**WHAT IS REQUIRED**
Your task is to give the listing below back word for word, pictures excluded.

Records:

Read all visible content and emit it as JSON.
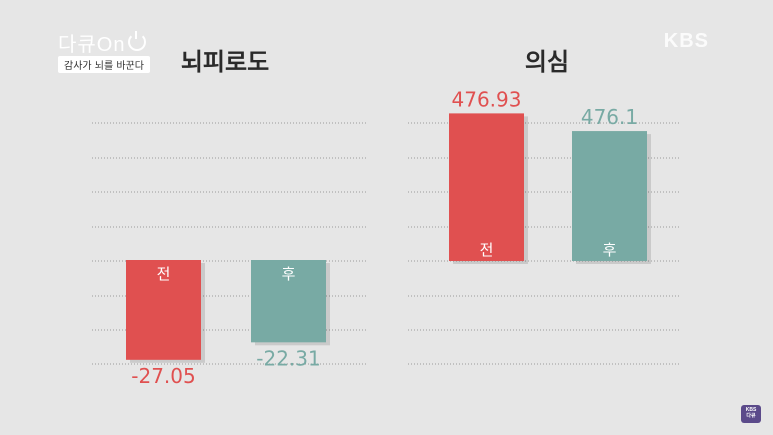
{
  "branding": {
    "program": "다큐On",
    "tagline": "감사가 뇌를 바꾼다",
    "broadcaster": "KBS",
    "corner_badge_top": "KBS",
    "corner_badge_bottom": "다큐"
  },
  "colors": {
    "before": "#e05050",
    "after": "#78aaa4",
    "grid": "#9a9a9a"
  },
  "chart_data": [
    {
      "type": "bar",
      "title": "뇌피로도",
      "categories": [
        "전",
        "후"
      ],
      "values": [
        -27.05,
        -22.31
      ],
      "value_labels": [
        "-27.05",
        "-22.31"
      ],
      "ylim": [
        -30,
        40
      ],
      "grid": true
    },
    {
      "type": "bar",
      "title": "의심",
      "categories": [
        "전",
        "후"
      ],
      "values": [
        476.93,
        476.1
      ],
      "value_labels": [
        "476.93",
        "476.1"
      ],
      "ylim": [
        470,
        480
      ],
      "grid": true
    }
  ]
}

**EXERCISE OUTPUT**
Read all visible content and emit it as JSON.
{
  "branding": {
    "program": "다큐On",
    "tagline": "감사가 뇌를 바꾼다",
    "broadcaster": "KBS",
    "corner_badge_top": "KBS",
    "corner_badge_bottom": "다큐"
  },
  "colors": {
    "before": "#e05050",
    "after": "#78aaa4",
    "grid": "#9a9a9a"
  },
  "chart_data": [
    {
      "type": "bar",
      "title": "뇌피로도",
      "categories": [
        "전",
        "후"
      ],
      "values": [
        -27.05,
        -22.31
      ],
      "value_labels": [
        "-27.05",
        "-22.31"
      ],
      "ylim": [
        -30,
        40
      ],
      "grid": true
    },
    {
      "type": "bar",
      "title": "의심",
      "categories": [
        "전",
        "후"
      ],
      "values": [
        476.93,
        476.1
      ],
      "value_labels": [
        "476.93",
        "476.1"
      ],
      "ylim": [
        470,
        480
      ],
      "grid": true
    }
  ]
}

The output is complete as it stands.